• WHAT IS ASKED: State only the number of lines that contain the string "text".

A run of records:

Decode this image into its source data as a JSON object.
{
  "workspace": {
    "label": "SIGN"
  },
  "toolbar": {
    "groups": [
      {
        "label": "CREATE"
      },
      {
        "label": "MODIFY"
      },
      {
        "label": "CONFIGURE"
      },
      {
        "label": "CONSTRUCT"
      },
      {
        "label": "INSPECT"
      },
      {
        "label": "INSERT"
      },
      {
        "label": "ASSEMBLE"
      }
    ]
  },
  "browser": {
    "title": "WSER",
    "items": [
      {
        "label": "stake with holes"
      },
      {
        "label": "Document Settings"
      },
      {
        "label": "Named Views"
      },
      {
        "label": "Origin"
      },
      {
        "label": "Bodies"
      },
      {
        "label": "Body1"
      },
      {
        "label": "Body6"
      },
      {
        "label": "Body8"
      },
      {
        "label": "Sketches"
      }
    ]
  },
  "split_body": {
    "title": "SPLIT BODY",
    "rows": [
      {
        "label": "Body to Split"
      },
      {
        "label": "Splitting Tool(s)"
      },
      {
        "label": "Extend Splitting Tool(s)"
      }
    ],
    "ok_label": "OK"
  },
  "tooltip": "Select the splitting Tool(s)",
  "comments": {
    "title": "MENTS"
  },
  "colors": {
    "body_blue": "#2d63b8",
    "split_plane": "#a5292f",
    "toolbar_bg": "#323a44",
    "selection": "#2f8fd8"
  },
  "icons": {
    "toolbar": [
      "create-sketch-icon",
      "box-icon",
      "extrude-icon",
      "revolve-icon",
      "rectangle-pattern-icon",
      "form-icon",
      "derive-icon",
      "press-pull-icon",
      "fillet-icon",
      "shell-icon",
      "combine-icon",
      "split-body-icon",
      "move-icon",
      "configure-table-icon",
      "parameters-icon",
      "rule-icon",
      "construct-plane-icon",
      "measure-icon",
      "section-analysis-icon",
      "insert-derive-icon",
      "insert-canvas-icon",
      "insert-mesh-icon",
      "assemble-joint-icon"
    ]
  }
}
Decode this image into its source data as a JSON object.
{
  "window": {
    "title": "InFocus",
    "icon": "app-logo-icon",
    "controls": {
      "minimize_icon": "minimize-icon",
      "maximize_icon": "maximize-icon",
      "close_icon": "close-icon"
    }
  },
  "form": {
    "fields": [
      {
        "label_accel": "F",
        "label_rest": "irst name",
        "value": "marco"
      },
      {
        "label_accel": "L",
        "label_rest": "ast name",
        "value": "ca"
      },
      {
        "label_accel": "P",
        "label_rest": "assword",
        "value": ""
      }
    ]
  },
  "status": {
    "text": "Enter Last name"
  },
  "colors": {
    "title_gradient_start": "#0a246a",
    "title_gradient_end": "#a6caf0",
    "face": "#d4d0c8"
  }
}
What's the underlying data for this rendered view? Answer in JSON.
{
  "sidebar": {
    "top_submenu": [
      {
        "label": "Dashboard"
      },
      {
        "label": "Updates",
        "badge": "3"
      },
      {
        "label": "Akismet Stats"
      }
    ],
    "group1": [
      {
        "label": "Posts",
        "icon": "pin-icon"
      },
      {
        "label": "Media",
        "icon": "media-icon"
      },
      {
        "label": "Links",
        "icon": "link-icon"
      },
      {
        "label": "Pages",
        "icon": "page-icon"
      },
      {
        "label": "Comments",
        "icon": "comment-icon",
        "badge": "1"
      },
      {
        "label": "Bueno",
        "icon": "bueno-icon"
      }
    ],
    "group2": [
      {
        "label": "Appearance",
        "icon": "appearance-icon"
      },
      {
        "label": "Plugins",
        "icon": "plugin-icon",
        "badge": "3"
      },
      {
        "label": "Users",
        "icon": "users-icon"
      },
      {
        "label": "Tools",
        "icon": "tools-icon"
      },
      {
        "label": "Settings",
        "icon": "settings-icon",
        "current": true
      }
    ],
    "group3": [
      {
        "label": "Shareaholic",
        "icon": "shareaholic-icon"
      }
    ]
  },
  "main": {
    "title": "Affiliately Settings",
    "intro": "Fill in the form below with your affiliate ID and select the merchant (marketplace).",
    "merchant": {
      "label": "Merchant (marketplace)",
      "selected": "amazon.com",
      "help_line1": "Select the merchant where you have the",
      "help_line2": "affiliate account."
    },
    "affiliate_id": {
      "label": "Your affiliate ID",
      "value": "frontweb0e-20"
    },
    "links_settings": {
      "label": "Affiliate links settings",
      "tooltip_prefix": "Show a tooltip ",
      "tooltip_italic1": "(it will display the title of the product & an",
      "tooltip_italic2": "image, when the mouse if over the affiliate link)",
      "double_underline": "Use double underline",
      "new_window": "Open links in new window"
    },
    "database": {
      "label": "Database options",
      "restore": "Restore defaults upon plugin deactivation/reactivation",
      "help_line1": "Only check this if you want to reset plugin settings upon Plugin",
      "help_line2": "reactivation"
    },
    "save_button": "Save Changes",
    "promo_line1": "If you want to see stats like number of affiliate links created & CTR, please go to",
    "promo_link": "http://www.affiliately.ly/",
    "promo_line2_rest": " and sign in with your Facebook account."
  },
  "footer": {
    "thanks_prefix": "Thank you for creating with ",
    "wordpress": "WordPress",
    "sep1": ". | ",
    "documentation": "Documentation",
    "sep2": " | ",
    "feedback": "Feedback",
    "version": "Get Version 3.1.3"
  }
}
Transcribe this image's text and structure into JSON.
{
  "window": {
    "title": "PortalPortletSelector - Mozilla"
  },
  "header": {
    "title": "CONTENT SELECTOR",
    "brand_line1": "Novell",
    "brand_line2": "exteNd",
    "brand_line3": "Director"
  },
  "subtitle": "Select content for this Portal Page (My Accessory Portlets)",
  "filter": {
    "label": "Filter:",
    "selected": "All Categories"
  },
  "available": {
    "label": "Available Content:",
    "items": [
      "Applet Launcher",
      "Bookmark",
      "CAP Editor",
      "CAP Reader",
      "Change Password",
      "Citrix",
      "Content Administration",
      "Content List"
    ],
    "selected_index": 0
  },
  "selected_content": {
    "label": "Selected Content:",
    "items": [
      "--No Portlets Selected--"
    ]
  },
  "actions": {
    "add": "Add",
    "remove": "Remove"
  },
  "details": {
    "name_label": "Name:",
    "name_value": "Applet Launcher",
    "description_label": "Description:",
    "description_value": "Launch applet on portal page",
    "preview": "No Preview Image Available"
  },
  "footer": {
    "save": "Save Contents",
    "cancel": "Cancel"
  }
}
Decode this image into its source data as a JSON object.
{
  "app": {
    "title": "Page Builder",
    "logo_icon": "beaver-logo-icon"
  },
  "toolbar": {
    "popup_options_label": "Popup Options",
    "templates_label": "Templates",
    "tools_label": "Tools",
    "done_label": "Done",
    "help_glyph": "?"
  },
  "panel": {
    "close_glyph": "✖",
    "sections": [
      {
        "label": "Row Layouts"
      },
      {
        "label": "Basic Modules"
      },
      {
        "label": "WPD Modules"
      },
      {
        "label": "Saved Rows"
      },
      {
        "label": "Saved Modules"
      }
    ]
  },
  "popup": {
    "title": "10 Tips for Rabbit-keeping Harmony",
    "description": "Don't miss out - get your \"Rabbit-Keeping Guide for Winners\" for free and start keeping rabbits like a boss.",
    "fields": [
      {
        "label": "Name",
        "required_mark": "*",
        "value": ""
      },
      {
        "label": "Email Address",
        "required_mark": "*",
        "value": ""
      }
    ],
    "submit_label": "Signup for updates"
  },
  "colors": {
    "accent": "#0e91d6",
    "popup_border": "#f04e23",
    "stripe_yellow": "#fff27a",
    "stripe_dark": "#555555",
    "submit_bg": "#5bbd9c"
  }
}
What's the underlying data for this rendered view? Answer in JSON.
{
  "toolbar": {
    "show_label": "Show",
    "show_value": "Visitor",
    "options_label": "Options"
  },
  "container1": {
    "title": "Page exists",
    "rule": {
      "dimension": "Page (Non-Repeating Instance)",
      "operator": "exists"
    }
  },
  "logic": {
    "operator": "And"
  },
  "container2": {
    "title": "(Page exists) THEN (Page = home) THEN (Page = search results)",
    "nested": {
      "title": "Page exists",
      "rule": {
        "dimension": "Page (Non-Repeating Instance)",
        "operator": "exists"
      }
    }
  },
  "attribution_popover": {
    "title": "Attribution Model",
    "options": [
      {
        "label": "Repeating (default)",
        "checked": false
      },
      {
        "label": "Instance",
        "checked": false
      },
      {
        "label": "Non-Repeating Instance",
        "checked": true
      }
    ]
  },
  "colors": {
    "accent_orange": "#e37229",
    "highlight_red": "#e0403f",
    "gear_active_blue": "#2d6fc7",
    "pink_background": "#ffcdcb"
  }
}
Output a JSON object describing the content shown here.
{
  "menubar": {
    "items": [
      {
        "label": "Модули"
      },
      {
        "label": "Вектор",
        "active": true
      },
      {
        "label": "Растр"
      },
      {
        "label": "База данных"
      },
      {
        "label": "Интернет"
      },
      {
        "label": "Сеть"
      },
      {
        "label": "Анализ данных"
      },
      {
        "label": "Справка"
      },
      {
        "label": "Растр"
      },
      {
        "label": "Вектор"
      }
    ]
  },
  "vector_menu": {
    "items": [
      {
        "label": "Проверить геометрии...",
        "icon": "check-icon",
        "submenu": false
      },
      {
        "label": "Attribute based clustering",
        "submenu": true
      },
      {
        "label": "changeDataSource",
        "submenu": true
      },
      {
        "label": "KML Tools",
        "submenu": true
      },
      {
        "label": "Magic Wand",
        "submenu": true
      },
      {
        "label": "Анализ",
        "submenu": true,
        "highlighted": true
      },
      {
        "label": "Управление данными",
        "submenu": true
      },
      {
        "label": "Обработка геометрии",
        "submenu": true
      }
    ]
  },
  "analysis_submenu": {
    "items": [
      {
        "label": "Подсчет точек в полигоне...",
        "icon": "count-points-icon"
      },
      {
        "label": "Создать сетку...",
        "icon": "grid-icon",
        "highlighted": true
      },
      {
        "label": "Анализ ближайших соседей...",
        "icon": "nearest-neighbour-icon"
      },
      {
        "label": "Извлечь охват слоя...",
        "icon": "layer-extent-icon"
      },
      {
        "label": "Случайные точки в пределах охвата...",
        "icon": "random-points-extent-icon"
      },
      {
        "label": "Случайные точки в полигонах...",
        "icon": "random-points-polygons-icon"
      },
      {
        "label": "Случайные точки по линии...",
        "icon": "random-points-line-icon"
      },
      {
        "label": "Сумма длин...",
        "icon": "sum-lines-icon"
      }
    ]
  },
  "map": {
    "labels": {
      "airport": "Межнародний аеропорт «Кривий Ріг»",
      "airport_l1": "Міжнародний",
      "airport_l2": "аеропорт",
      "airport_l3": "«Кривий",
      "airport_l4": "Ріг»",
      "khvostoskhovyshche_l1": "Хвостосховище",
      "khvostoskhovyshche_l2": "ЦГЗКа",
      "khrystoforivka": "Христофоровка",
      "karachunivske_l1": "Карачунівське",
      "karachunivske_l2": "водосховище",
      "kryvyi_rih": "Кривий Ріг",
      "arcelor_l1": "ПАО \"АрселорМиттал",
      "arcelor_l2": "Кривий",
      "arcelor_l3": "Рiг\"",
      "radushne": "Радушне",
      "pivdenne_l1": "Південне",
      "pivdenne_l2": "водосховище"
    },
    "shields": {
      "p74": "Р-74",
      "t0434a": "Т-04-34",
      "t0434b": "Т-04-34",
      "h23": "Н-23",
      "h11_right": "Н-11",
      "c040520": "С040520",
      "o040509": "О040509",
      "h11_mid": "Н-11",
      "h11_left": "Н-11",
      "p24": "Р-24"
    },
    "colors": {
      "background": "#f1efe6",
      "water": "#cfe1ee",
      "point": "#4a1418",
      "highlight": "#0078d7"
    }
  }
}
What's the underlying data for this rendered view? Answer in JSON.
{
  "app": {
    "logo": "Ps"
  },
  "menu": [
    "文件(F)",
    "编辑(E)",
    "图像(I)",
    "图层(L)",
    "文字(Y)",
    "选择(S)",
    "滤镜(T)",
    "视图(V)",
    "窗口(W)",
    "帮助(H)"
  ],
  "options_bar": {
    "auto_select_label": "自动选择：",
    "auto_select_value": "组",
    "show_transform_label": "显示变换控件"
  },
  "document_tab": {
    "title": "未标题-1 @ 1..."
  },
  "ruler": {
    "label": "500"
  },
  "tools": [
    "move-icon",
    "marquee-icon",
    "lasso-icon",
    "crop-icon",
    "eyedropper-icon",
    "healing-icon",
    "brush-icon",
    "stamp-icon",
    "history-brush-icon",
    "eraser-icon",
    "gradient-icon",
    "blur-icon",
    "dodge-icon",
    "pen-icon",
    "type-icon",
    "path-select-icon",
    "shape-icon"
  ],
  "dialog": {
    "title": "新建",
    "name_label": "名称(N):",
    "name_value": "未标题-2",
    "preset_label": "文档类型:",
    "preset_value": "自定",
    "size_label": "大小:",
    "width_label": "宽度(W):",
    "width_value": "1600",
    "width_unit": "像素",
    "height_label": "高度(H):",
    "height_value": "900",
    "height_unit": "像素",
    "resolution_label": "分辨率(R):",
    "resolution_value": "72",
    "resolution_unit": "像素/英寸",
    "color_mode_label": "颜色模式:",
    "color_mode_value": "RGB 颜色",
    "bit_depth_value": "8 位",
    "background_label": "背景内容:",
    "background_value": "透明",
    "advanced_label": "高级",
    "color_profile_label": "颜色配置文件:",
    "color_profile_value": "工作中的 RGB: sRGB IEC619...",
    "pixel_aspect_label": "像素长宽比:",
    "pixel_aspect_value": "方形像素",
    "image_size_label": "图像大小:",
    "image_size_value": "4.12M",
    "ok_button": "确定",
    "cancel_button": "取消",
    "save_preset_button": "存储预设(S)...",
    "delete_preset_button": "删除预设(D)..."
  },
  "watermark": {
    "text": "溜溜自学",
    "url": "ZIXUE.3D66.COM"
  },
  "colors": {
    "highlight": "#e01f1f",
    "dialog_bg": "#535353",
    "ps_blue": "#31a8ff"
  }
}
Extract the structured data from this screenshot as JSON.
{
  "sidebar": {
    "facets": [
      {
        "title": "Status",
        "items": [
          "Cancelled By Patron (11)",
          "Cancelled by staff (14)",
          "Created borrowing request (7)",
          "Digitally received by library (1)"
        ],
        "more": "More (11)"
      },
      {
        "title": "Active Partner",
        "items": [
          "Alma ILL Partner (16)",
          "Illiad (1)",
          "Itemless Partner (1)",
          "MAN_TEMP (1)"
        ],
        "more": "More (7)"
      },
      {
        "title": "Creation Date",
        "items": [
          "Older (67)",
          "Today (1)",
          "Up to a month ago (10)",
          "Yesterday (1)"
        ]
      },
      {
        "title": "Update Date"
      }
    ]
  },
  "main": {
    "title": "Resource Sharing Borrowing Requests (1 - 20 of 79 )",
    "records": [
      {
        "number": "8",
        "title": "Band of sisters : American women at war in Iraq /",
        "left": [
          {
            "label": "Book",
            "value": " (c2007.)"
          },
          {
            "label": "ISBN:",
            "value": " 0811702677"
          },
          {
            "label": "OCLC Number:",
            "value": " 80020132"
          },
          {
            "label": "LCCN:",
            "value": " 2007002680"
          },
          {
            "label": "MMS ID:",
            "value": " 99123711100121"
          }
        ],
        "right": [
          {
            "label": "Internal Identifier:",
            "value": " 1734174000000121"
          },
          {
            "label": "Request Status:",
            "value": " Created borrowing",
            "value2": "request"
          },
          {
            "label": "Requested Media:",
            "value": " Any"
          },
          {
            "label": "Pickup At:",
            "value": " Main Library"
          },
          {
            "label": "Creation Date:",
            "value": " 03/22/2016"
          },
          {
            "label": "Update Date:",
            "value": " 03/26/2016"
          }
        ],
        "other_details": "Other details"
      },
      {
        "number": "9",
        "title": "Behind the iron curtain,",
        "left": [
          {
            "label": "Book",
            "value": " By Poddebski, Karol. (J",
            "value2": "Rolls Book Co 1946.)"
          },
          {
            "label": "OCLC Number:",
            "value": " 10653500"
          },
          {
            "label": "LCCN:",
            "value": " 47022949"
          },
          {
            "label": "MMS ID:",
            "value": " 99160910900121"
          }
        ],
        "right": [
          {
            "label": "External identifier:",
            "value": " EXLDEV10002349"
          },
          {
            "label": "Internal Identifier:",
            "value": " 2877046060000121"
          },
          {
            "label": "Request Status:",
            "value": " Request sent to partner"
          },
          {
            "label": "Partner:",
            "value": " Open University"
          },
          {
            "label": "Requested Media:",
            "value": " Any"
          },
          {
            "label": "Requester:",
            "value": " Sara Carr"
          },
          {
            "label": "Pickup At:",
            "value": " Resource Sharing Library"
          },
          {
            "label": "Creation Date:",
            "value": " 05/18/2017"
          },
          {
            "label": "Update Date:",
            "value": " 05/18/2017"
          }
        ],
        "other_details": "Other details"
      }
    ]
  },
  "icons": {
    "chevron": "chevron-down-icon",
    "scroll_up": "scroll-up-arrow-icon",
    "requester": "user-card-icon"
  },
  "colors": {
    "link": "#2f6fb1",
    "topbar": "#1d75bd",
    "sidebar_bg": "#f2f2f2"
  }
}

• THE ANSWER: 3